TO BE DONE.
Copy the lines below as they are; omit the images they contain.
....
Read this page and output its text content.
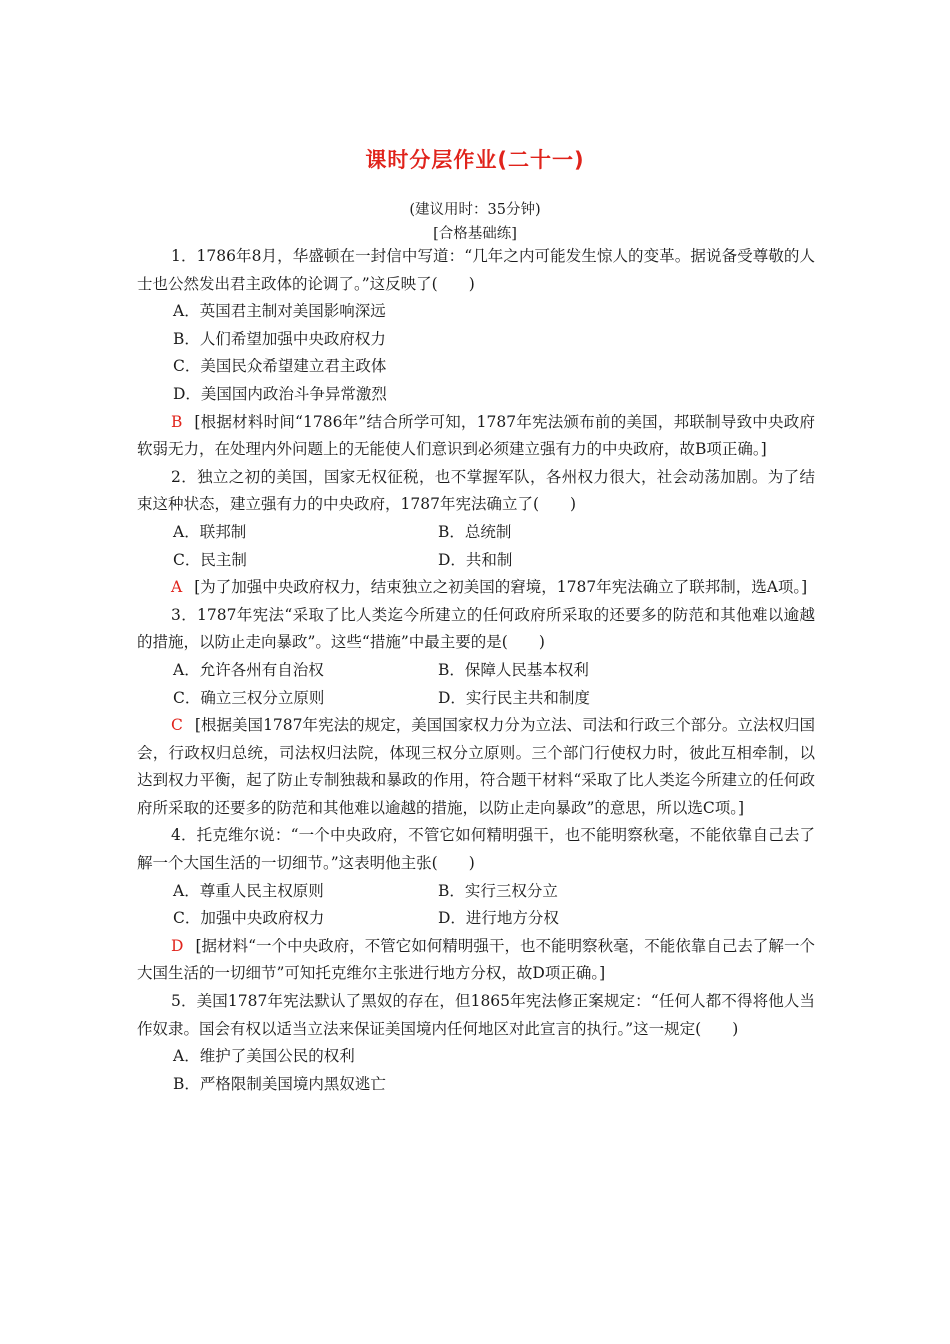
课时分层作业(二十一)
(建议用时：35分钟)
[合格基础练]

1．1786年8月，华盛顿在一封信中写道：“几年之内可能发生惊人的变革。据说备受尊敬的人士也公然发出君主政体的论调了。”这反映了(　　)

A．英国君主制对美国影响深远

B．人们希望加强中央政府权力

C．美国民众希望建立君主政体

D．美国国内政治斗争异常激烈

B [根据材料时间“1786年”结合所学可知，1787年宪法颁布前的美国，邦联制导致中央政府软弱无力，在处理内外问题上的无能使人们意识到必须建立强有力的中央政府，故B项正确。]

2．独立之初的美国，国家无权征税，也不掌握军队，各州权力很大，社会动荡加剧。为了结束这种状态，建立强有力的中央政府，1787年宪法确立了(　　)

A．联邦制	B．总统制
C．民主制	D．共和制

A [为了加强中央政府权力，结束独立之初美国的窘境，1787年宪法确立了联邦制，选A项。]

3．1787年宪法“采取了比人类迄今所建立的任何政府所采取的还要多的防范和其他难以逾越的措施，以防止走向暴政”。这些“措施”中最主要的是(　　)

A．允许各州有自治权	B．保障人民基本权利
C．确立三权分立原则	D．实行民主共和制度

C [根据美国1787年宪法的规定，美国国家权力分为立法、司法和行政三个部分。立法权归国会，行政权归总统，司法权归法院，体现三权分立原则。三个部门行使权力时，彼此互相牵制，以达到权力平衡，起了防止专制独裁和暴政的作用，符合题干材料“采取了比人类迄今所建立的任何政府所采取的还要多的防范和其他难以逾越的措施，以防止走向暴政”的意思，所以选C项。]

4．托克维尔说：“一个中央政府，不管它如何精明强干，也不能明察秋毫，不能依靠自己去了解一个大国生活的一切细节。”这表明他主张(　　)

A．尊重人民主权原则	B．实行三权分立
C．加强中央政府权力	D．进行地方分权

D [据材料“一个中央政府，不管它如何精明强干，也不能明察秋毫，不能依靠自己去了解一个大国生活的一切细节”可知托克维尔主张进行地方分权，故D项正确。]

5．美国1787年宪法默认了黑奴的存在，但1865年宪法修正案规定：“任何人都不得将他人当作奴隶。国会有权以适当立法来保证美国境内任何地区对此宣言的执行。”这一规定(　　)

A．维护了美国公民的权利

B．严格限制美国境内黑奴逃亡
....
COMPLETE OUTPUT.
Read this page and output its text content.
课时分层作业(二十一)
(建议用时：35分钟)
[合格基础练]

1．1786年8月，华盛顿在一封信中写道：“几年之内可能发生惊人的变革。据说备受尊敬的人士也公然发出君主政体的论调了。”这反映了(　　)

A．英国君主制对美国影响深远

B．人们希望加强中央政府权力

C．美国民众希望建立君主政体

D．美国国内政治斗争异常激烈

B [根据材料时间“1786年”结合所学可知，1787年宪法颁布前的美国，邦联制导致中央政府软弱无力，在处理内外问题上的无能使人们意识到必须建立强有力的中央政府，故B项正确。]

2．独立之初的美国，国家无权征税，也不掌握军队，各州权力很大，社会动荡加剧。为了结束这种状态，建立强有力的中央政府，1787年宪法确立了(　　)

A．联邦制	B．总统制
C．民主制	D．共和制

A [为了加强中央政府权力，结束独立之初美国的窘境，1787年宪法确立了联邦制，选A项。]

3．1787年宪法“采取了比人类迄今所建立的任何政府所采取的还要多的防范和其他难以逾越的措施，以防止走向暴政”。这些“措施”中最主要的是(　　)

A．允许各州有自治权	B．保障人民基本权利
C．确立三权分立原则	D．实行民主共和制度

C [根据美国1787年宪法的规定，美国国家权力分为立法、司法和行政三个部分。立法权归国会，行政权归总统，司法权归法院，体现三权分立原则。三个部门行使权力时，彼此互相牵制，以达到权力平衡，起了防止专制独裁和暴政的作用，符合题干材料“采取了比人类迄今所建立的任何政府所采取的还要多的防范和其他难以逾越的措施，以防止走向暴政”的意思，所以选C项。]

4．托克维尔说：“一个中央政府，不管它如何精明强干，也不能明察秋毫，不能依靠自己去了解一个大国生活的一切细节。”这表明他主张(　　)

A．尊重人民主权原则	B．实行三权分立
C．加强中央政府权力	D．进行地方分权

D [据材料“一个中央政府，不管它如何精明强干，也不能明察秋毫，不能依靠自己去了解一个大国生活的一切细节”可知托克维尔主张进行地方分权，故D项正确。]

5．美国1787年宪法默认了黑奴的存在，但1865年宪法修正案规定：“任何人都不得将他人当作奴隶。国会有权以适当立法来保证美国境内任何地区对此宣言的执行。”这一规定(　　)

A．维护了美国公民的权利

B．严格限制美国境内黑奴逃亡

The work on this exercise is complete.